§ **EXERCISE INSTRUCTIONS**:
#1 Using the clustering documentation, state whether each statement below agrees with it: (a) the minimum number of points in the neighborhoods of kernel points is set to 200; (b) if no precluster domain is given when the preclustering filter is requested, the clustering cannot proceed; (c) the radius of the neighborhood is set to 3 meters. Answer yes or no for each, quoting the words of the documentation that decide it.
#2 Print the part of the clustering documentation starting with "Note that both" and going on through "for the attribute.", word for word.

The JSON above defines a :class:`.DBScanClusterer` that is decorated to work
on a FPS representation of the input point cloud (see
:ref:`the FPS decorated clusterer documentation<FPS decorated clusterer>`
for further details). It will consider all the points predicted as wood to
compute clusters of wood. The minimum number of points in the neighborhoods of
kernel points is set to 200 points, and the radius of the neighborhood to
3 meters. After computing the clustering, a post-processing pipeline will be
run to find the axis-aligned and oriented bounding boxes, respectively. For
each bounding box the vertices, the cluster label, and the enclosed volume will
be exported to a CSV file using ``,`` as separator.

**Arguments**

-- ``cluster_name``
    The name of the clusters. For instance, when finding clusters of
    buildings it is a good idea to use ``"cluster_building"`` as the
    cluster name.


-- ``precluster_name``
    In case the point cloud is already clustered, the precluster name
    specifies the point-wise attribute to consider to filter the points.
    Note that both reference and predicted classes can be seen as clusters.


-- ``precluster_domain``
    If the preclustering filter is applied, then the precluster domain list
    can be used to specify the values of interest (any point that is not
    in the domain will be ignored). If not given and preclustering filter
    is requested, then the precluster domain will be automatically inferred
    as the set of unique values for the attribute.


-- ``min_points``
    The minimum number of points that must belong to a neighborhood to
    pass the kernel point check.


-- ``radius``
    The radius of the neighborhood for kernel point checks.


-- ``post_clustering``
    The post-clustering pipeline. It can be ``null`` or a list of
    :ref:`post-clustering components <Clustering post-processing>`.


.. _Bivariate critical clusterer:

Bivariate critical clusterer
-------------------------------

The :class:`.BivariateCriticalClusterer` can be used to compute one cluster per
critical point in the given point cloud. The bivariate critical clustering
algorithm considers the requested type of critical point (e.g., min or max)

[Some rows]
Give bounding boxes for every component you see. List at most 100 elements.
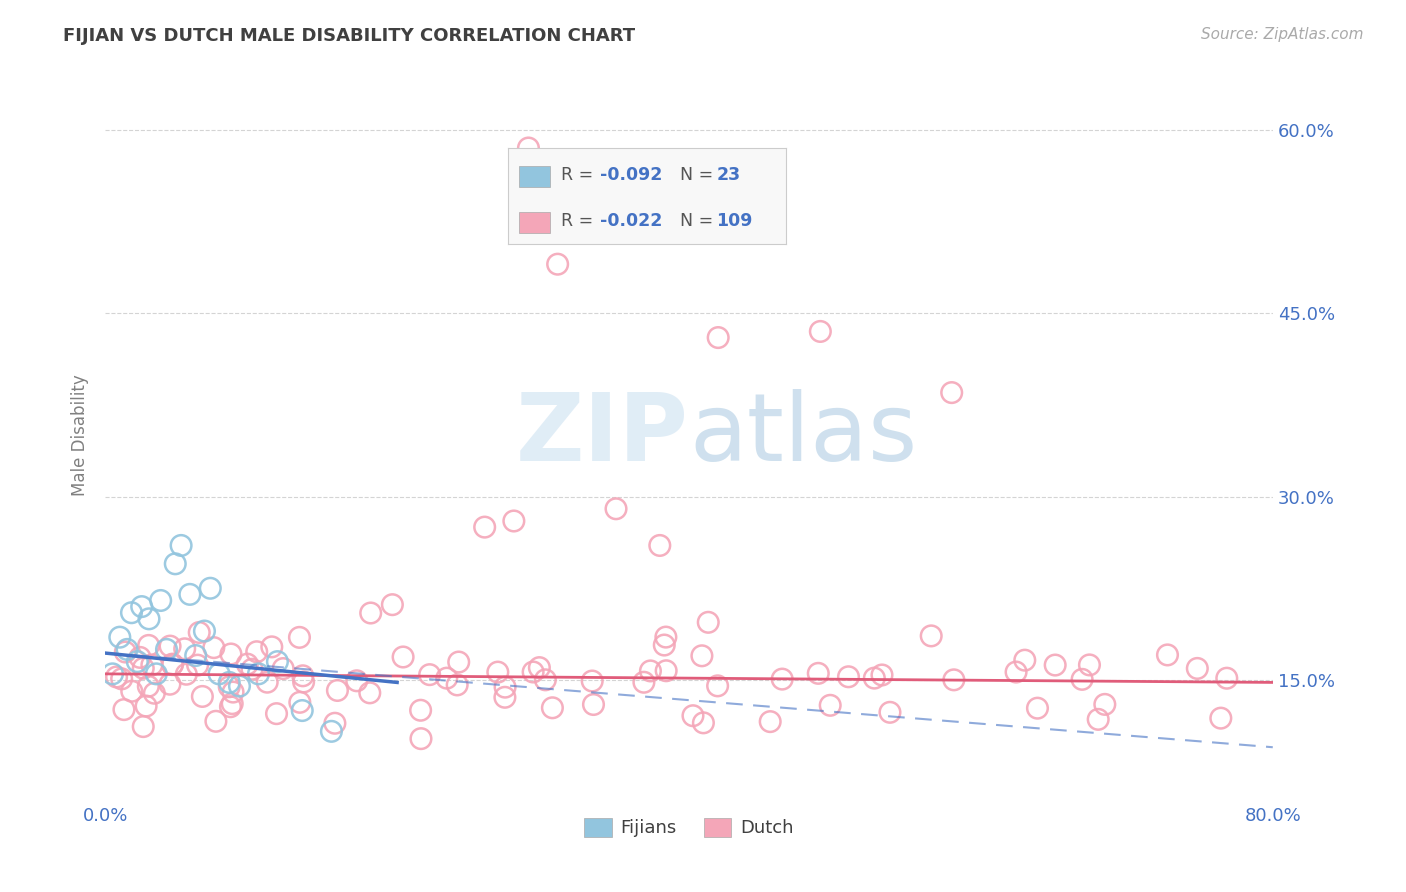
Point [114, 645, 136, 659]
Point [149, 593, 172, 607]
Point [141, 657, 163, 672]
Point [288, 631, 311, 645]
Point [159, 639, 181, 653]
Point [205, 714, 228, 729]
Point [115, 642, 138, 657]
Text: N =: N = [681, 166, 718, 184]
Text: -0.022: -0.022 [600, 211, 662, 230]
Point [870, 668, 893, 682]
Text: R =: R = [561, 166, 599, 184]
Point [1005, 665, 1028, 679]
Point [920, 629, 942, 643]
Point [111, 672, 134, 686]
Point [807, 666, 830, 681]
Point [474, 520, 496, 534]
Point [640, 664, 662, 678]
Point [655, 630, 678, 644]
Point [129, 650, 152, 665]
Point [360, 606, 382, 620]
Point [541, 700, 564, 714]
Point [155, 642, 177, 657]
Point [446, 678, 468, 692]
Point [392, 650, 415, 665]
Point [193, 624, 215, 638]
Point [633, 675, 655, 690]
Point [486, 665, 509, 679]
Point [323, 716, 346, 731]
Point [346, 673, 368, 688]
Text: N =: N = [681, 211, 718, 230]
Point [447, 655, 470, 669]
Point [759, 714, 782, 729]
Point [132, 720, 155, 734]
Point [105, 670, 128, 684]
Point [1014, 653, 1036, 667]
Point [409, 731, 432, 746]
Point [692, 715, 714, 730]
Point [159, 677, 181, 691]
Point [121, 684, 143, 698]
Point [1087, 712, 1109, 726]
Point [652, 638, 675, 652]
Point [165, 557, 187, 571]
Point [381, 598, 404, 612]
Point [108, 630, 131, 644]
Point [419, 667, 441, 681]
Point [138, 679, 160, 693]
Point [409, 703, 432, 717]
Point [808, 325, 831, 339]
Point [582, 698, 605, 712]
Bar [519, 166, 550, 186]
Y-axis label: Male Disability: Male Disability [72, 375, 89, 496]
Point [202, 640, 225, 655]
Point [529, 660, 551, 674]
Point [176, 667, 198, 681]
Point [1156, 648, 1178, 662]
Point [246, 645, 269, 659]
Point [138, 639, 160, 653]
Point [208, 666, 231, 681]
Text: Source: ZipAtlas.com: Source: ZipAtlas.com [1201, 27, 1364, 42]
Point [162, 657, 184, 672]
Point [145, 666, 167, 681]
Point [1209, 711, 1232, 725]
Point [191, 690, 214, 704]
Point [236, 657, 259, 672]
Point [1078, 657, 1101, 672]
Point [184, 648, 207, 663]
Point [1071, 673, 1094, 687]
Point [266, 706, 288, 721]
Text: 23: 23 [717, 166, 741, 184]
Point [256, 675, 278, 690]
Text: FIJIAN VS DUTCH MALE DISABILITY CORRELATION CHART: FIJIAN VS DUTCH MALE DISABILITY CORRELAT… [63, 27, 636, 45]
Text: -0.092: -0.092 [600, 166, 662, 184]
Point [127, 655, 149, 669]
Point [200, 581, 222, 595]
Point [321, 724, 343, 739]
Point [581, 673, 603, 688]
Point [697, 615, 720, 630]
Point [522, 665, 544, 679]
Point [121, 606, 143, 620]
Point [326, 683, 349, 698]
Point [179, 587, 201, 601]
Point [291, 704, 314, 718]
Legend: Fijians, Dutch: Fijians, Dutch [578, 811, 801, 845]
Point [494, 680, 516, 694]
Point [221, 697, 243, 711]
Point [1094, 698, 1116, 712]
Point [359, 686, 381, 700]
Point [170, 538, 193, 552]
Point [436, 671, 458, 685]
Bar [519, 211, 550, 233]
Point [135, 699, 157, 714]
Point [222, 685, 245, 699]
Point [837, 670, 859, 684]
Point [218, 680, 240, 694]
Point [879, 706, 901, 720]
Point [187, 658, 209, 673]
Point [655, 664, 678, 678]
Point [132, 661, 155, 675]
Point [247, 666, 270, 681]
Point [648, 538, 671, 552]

* * *

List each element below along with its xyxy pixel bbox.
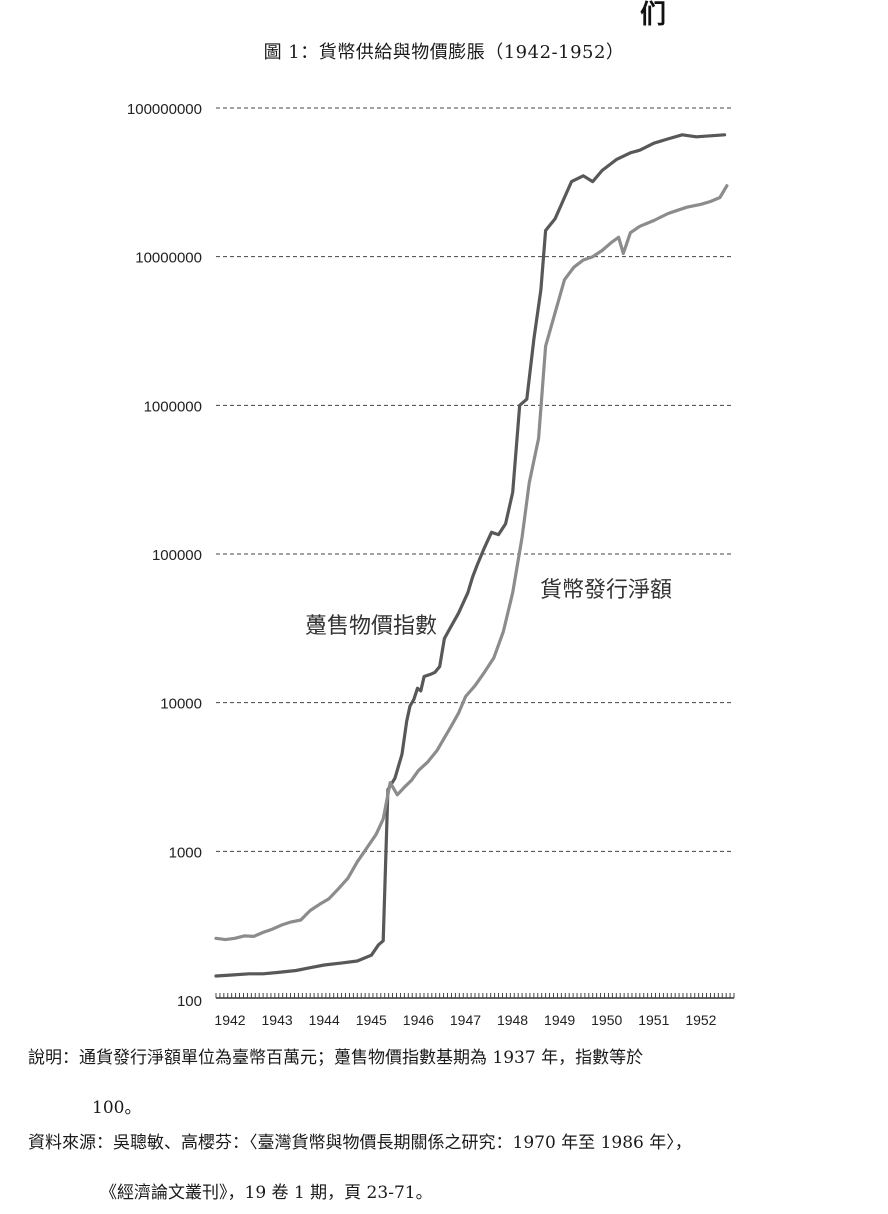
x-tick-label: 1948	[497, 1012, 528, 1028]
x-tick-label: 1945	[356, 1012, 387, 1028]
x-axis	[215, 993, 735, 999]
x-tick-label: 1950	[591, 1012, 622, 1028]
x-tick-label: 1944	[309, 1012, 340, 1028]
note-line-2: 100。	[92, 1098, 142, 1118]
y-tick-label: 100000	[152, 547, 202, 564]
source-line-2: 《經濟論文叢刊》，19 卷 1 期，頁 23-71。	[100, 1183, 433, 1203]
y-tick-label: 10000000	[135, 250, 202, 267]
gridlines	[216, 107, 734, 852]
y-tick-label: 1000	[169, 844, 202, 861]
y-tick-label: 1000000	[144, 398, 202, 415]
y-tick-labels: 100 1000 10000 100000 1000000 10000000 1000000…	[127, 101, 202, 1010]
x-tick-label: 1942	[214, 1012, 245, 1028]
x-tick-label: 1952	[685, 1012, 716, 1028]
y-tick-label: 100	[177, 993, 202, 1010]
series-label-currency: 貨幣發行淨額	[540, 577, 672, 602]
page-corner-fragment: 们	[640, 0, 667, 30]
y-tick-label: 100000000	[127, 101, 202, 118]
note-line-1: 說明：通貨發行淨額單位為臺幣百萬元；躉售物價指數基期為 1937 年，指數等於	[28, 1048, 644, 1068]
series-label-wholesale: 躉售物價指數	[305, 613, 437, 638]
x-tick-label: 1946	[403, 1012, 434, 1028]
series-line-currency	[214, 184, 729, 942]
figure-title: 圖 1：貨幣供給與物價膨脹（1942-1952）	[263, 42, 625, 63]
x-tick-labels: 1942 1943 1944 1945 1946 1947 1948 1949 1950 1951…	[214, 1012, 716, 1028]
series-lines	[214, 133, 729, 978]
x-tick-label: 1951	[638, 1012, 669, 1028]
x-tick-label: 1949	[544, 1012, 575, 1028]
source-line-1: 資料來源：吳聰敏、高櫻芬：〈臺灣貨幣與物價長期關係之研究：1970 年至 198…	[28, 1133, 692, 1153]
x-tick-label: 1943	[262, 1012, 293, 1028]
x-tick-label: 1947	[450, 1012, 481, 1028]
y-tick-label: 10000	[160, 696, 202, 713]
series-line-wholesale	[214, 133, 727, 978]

§ **FINAL ANSWERS**:
#1
(a) Yes: "The minimum number of points in the neighborhoods of kernel points is set to 200 points"
(b) No: "If not given and preclustering filter is requested, then the precluster domain will be automatically inferred as the set of unique values for the attribute."
(c) Yes: "the radius of the neighborhood to 3 meters"

#2
Note that both reference and predicted classes can be seen as clusters.


-- ``precluster_domain``
    If the preclustering filter is applied, then the precluster domain list
    can be used to specify the values of interest (any point that is not
    in the domain will be ignored). If not given and preclustering filter
    is requested, then the precluster domain will be automatically inferred
    as the set of unique values for the attribute.